Items listed in a dataset:
_ _ _

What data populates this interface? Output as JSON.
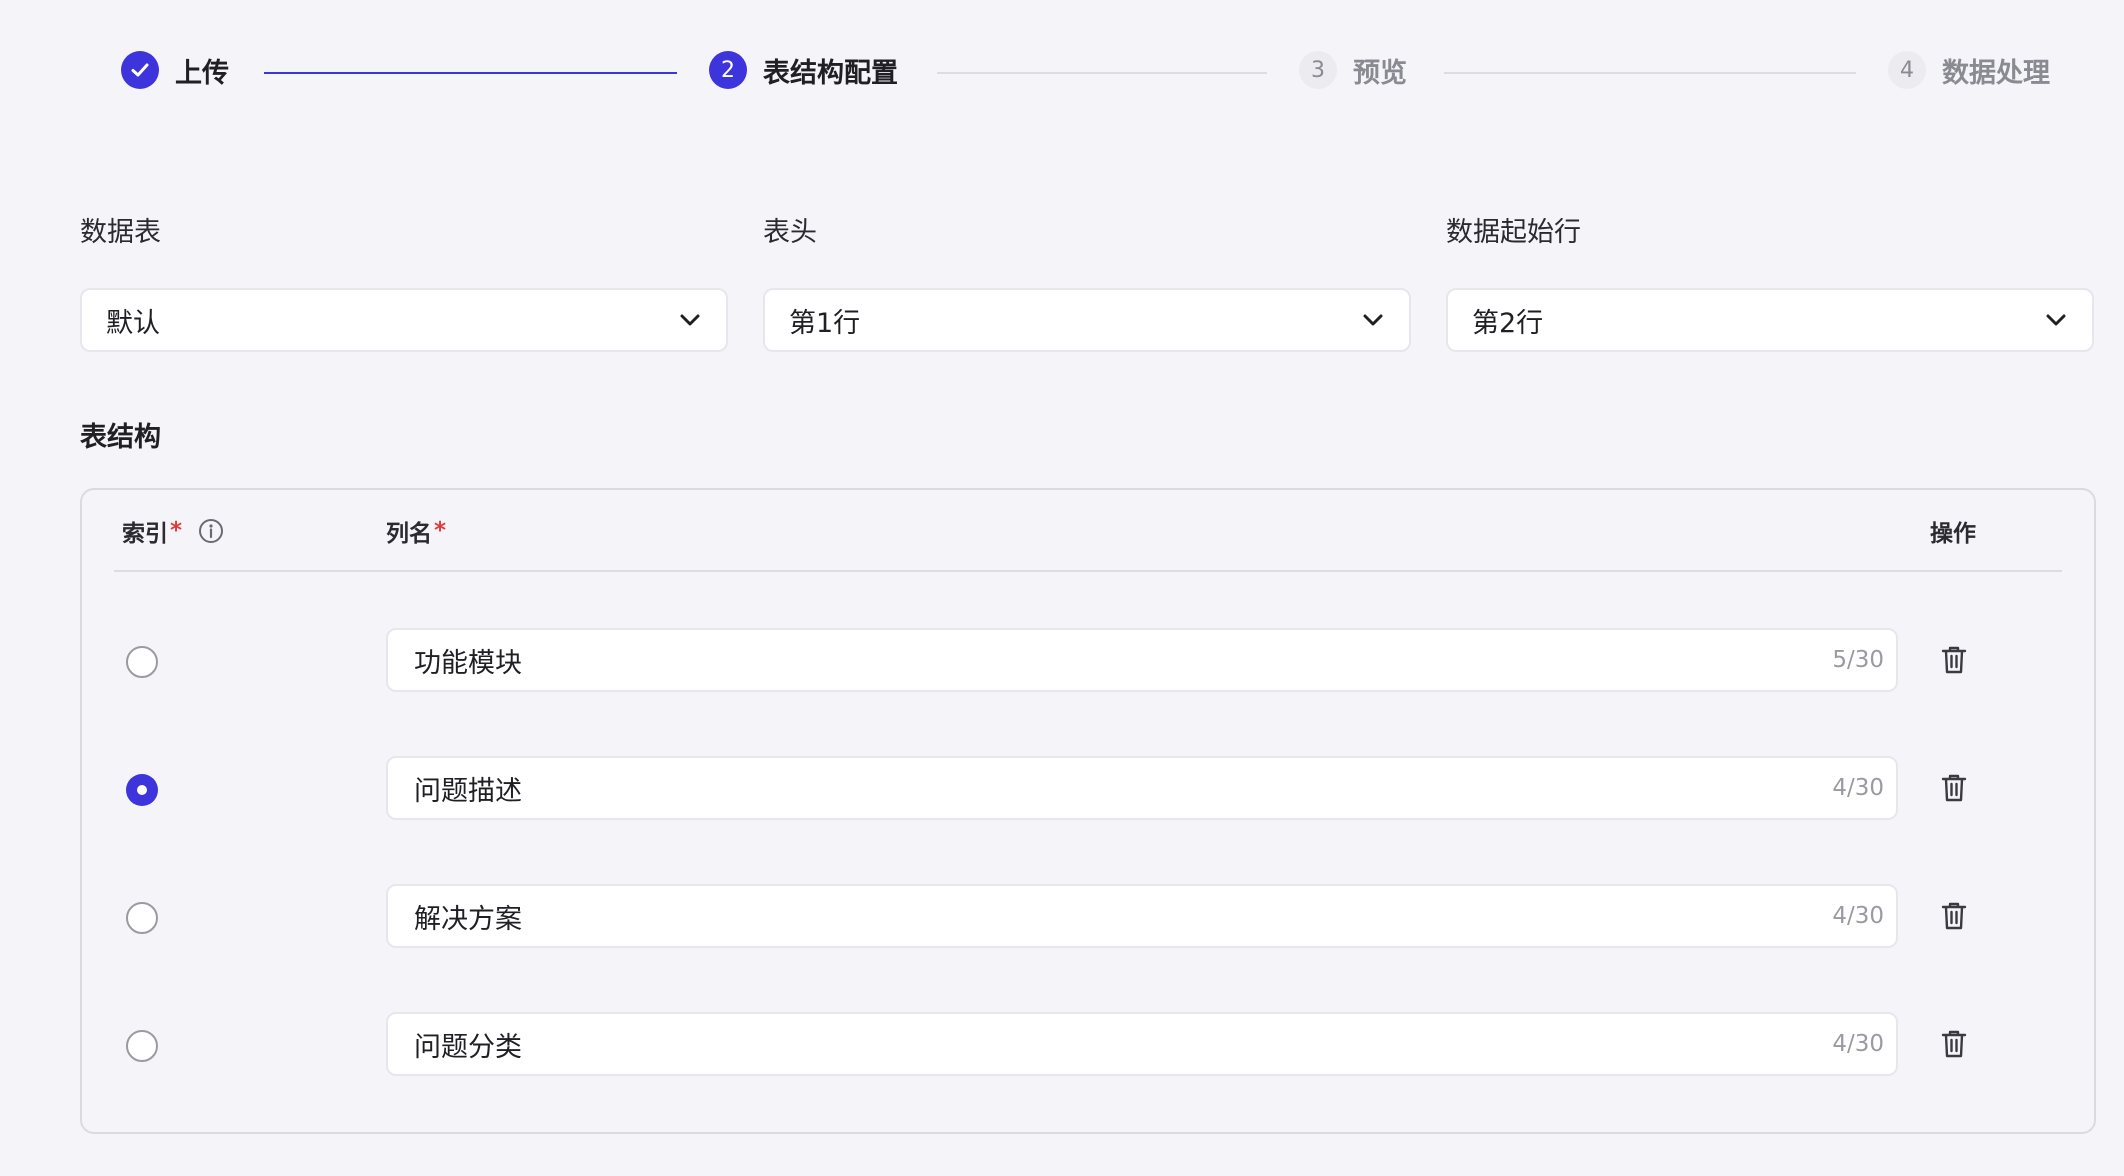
{
  "colors": {
    "accent": "#3d35db",
    "required": "#e03a3a",
    "muted": "#8a8a92",
    "background": "#f5f5f9"
  },
  "stepper": {
    "steps": [
      {
        "number": "",
        "label": "上传",
        "state": "done",
        "icon": "check-icon"
      },
      {
        "number": "2",
        "label": "表结构配置",
        "state": "active"
      },
      {
        "number": "3",
        "label": "预览",
        "state": "pending"
      },
      {
        "number": "4",
        "label": "数据处理",
        "state": "pending"
      }
    ]
  },
  "config": {
    "sheet": {
      "label": "数据表",
      "value": "默认"
    },
    "header": {
      "label": "表头",
      "value": "第1行"
    },
    "start_row": {
      "label": "数据起始行",
      "value": "第2行"
    }
  },
  "schema": {
    "title": "表结构",
    "columns": {
      "index": "索引",
      "index_required": "*",
      "name": "列名",
      "name_required": "*",
      "actions": "操作"
    },
    "rows": [
      {
        "name": "功能模块",
        "count": "5/30",
        "is_index": false
      },
      {
        "name": "问题描述",
        "count": "4/30",
        "is_index": true
      },
      {
        "name": "解决方案",
        "count": "4/30",
        "is_index": false
      },
      {
        "name": "问题分类",
        "count": "4/30",
        "is_index": false
      }
    ]
  }
}
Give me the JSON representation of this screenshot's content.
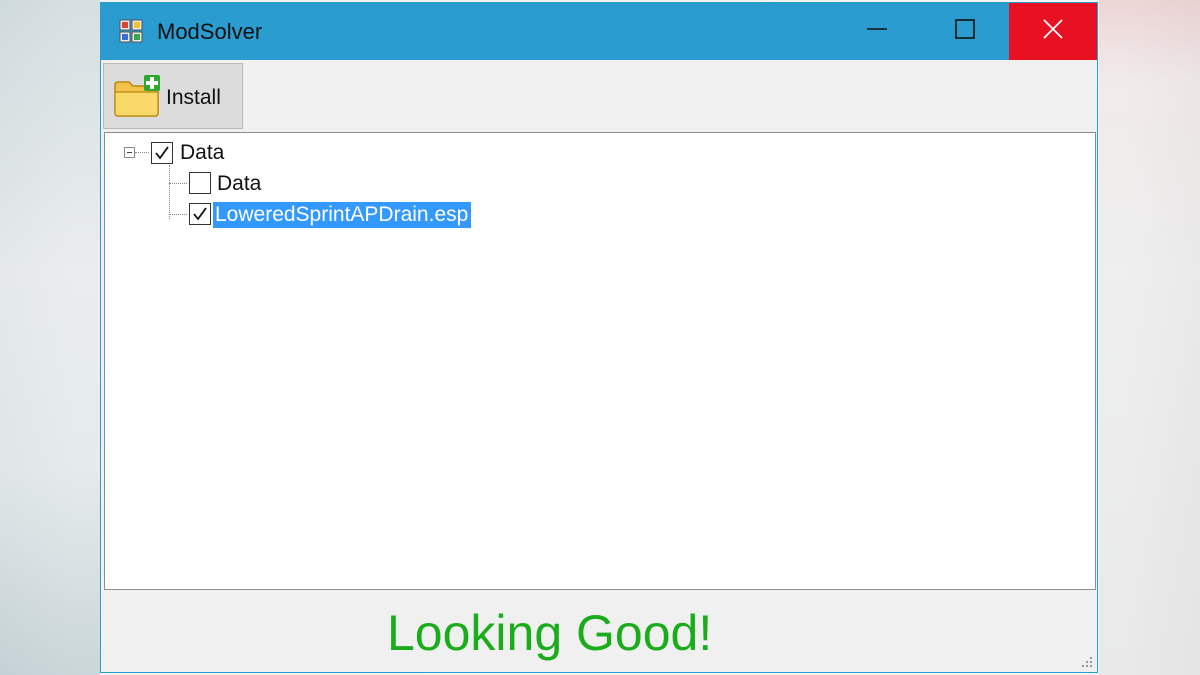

_ _ _

→ **The problem**:
Looking at the entries above, say how many lines contain the word "this". Only the number is wanted.

→ **Output below**:
2